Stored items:

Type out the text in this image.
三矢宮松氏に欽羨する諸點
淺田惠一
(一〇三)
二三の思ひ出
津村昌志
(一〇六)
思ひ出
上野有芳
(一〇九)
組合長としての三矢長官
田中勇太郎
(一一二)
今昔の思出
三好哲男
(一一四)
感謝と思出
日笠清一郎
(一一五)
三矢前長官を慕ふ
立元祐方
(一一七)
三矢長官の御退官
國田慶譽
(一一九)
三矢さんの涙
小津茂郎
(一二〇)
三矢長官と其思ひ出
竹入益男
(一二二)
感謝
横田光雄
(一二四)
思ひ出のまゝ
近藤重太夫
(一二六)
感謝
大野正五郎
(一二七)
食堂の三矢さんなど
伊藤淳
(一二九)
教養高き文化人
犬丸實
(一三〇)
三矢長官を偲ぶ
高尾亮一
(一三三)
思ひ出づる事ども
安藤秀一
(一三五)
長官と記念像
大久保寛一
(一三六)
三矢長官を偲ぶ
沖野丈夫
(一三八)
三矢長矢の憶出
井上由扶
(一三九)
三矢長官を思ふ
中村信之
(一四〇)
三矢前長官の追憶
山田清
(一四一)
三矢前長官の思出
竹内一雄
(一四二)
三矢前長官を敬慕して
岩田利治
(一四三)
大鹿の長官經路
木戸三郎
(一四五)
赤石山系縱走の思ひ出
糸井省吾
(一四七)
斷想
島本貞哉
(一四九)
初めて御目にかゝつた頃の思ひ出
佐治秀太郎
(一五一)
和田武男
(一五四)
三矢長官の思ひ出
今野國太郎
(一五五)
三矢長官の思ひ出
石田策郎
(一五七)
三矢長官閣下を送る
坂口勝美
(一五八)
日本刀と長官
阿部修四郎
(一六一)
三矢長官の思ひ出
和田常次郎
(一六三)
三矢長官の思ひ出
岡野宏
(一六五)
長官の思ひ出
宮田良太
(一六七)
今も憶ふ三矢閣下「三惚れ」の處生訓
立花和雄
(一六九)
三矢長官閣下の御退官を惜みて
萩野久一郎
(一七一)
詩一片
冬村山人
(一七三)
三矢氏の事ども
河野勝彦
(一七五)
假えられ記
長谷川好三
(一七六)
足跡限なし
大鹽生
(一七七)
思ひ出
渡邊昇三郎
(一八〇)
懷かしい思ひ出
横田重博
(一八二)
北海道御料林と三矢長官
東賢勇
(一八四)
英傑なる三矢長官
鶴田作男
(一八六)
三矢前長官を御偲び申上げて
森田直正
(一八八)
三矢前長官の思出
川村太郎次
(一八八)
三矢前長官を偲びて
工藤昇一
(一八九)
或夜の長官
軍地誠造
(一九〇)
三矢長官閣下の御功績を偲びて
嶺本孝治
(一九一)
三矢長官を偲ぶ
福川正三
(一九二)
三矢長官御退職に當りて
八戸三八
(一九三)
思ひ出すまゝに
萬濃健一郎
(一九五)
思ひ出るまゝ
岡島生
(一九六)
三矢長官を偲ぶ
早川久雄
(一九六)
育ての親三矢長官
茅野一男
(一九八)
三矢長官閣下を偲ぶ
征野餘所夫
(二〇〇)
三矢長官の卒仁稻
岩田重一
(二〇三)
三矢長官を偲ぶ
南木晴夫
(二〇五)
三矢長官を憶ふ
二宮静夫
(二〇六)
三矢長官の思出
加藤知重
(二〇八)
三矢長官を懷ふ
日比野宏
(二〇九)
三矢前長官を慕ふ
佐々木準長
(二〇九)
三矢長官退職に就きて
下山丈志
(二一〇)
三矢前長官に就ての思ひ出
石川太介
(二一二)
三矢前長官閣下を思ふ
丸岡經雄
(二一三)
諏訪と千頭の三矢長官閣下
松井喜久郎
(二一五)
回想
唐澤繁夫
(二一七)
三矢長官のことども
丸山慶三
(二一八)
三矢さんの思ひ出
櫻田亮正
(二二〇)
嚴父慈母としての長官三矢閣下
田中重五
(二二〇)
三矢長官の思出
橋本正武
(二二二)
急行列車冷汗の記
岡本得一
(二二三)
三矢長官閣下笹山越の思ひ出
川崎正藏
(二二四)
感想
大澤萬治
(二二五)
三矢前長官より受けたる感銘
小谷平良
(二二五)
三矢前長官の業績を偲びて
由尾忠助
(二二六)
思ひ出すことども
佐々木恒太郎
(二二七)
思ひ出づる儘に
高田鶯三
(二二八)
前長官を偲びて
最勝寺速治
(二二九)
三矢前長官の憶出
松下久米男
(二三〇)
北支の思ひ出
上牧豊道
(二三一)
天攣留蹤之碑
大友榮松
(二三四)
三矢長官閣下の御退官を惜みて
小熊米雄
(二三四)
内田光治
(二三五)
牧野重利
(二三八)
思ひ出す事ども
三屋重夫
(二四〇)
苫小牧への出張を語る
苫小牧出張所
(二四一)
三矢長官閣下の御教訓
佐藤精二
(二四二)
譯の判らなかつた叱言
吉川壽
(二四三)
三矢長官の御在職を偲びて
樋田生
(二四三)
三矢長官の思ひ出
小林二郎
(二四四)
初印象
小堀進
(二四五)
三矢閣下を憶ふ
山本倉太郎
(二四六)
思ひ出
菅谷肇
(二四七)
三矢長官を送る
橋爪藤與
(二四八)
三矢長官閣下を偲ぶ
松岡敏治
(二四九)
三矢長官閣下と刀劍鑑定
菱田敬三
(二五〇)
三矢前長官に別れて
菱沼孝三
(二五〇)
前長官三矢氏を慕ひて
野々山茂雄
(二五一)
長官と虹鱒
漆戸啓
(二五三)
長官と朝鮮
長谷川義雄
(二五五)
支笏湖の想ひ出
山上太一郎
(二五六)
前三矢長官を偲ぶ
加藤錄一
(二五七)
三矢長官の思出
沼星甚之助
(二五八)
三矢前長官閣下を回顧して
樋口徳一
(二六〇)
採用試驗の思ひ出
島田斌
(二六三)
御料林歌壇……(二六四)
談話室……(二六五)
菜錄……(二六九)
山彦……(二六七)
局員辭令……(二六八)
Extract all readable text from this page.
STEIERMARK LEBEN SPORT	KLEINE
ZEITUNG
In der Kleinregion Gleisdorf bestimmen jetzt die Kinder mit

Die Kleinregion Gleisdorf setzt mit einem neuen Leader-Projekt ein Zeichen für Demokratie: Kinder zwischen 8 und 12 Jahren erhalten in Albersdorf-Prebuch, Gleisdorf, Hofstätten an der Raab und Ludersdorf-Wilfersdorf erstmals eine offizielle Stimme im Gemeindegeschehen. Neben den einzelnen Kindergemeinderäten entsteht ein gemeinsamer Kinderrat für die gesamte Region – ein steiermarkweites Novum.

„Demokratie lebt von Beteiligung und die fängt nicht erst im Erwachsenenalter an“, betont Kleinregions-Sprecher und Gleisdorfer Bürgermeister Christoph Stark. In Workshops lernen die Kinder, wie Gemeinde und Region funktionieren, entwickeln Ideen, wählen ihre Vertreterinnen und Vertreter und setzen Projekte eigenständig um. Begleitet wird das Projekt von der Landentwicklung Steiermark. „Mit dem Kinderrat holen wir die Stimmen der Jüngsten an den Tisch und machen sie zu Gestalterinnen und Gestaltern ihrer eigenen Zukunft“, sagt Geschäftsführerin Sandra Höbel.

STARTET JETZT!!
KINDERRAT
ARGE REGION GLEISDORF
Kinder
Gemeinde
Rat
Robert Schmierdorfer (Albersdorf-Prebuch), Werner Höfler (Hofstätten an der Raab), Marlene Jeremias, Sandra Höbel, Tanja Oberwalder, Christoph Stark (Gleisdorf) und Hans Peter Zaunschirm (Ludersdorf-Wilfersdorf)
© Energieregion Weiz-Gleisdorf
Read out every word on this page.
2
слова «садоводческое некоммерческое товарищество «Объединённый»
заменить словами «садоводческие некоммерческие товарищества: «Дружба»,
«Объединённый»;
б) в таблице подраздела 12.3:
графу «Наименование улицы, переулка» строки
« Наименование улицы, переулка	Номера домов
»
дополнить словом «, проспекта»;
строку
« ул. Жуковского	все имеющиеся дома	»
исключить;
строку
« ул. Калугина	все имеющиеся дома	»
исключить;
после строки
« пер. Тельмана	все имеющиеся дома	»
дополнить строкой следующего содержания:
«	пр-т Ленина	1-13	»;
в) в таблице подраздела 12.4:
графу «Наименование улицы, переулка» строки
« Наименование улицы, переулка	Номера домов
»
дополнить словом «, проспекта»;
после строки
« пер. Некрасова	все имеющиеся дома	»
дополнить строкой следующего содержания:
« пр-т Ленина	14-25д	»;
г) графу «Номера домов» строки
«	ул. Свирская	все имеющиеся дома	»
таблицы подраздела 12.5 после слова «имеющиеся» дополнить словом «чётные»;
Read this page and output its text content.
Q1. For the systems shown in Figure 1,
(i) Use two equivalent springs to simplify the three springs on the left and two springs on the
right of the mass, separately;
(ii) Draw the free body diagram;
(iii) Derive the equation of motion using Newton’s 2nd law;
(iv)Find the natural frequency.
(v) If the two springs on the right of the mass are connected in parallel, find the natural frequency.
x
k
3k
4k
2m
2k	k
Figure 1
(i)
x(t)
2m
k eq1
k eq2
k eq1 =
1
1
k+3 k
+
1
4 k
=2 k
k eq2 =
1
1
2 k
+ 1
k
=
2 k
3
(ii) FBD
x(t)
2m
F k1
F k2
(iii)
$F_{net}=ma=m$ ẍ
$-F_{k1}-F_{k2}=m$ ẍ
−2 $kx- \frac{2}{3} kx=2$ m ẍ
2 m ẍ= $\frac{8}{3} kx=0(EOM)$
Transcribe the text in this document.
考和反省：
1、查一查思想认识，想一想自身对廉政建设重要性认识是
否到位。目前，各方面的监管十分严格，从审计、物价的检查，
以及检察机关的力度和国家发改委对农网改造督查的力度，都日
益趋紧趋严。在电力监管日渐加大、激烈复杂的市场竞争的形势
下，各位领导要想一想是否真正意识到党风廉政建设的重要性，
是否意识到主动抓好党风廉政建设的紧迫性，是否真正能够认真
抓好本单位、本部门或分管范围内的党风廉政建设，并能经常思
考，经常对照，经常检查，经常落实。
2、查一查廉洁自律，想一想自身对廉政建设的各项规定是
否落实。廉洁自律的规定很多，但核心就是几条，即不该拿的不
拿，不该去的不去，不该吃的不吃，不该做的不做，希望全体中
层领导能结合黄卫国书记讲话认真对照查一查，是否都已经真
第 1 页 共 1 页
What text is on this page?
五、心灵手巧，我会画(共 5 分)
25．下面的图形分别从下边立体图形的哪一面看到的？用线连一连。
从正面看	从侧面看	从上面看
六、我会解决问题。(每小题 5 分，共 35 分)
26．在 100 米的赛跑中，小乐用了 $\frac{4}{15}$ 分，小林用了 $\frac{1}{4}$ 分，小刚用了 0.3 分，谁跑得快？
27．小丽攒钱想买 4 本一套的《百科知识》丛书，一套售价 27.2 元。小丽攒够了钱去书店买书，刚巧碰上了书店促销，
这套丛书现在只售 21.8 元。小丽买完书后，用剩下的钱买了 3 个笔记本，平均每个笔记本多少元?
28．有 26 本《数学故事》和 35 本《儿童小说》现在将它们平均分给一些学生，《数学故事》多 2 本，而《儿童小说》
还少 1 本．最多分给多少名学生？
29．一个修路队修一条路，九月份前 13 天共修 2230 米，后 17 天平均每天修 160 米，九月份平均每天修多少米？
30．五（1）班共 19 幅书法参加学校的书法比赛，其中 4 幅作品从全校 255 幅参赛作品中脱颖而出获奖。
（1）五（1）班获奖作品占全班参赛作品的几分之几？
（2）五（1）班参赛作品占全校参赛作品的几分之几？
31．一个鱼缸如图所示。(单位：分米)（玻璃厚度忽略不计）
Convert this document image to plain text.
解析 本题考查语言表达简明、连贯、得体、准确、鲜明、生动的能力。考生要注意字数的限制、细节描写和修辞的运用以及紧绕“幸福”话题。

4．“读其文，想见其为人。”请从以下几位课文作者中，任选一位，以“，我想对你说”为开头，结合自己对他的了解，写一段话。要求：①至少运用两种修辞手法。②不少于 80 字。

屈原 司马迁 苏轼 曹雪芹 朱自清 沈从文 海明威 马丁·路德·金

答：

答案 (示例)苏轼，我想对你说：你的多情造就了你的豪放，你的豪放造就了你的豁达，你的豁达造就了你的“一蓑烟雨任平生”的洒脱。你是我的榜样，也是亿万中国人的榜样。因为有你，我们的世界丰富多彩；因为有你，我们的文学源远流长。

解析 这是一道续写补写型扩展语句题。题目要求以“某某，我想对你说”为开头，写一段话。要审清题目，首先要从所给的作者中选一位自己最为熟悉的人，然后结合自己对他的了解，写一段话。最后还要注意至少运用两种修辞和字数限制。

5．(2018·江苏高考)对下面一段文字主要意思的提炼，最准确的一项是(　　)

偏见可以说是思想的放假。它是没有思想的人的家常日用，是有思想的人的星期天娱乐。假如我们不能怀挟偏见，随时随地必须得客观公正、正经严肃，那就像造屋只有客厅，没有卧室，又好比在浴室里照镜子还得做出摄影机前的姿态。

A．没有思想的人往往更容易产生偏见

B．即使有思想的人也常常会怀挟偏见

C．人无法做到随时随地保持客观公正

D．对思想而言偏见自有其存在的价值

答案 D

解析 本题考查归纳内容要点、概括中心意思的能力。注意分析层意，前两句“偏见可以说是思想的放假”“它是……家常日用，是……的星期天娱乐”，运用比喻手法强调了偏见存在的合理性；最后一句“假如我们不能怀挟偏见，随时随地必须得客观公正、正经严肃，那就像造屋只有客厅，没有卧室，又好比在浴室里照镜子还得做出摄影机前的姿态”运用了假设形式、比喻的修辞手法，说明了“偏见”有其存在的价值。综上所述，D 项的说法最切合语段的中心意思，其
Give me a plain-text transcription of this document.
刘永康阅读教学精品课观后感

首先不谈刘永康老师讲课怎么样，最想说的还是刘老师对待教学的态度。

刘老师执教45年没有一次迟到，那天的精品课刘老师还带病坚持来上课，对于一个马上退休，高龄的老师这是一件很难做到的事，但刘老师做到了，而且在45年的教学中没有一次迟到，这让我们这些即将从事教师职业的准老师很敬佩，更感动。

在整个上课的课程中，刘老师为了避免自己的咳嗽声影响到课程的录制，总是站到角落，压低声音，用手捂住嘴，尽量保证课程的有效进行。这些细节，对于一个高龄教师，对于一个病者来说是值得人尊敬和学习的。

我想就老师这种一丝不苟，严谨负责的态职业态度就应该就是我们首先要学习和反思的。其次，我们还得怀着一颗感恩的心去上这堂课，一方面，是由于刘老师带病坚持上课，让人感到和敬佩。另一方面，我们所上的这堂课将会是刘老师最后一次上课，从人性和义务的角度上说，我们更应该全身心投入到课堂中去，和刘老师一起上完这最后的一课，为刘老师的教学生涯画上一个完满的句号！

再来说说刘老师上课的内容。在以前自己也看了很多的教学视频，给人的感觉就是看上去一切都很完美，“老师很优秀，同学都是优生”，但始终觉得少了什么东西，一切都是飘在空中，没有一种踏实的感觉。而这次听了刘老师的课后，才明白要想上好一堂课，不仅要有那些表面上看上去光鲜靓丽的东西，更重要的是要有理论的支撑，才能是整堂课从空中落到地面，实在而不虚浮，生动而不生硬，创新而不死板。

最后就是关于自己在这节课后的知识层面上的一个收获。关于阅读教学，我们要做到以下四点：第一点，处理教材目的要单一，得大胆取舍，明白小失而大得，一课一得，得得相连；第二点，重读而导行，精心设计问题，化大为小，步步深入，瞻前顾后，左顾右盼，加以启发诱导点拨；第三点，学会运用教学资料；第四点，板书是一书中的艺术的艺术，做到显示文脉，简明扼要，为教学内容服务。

Stated goal:
Search the records for the string "image" and return every line in which it occurs.

Exercise output:
Type out the text in this image.
Convert this document image to plain text.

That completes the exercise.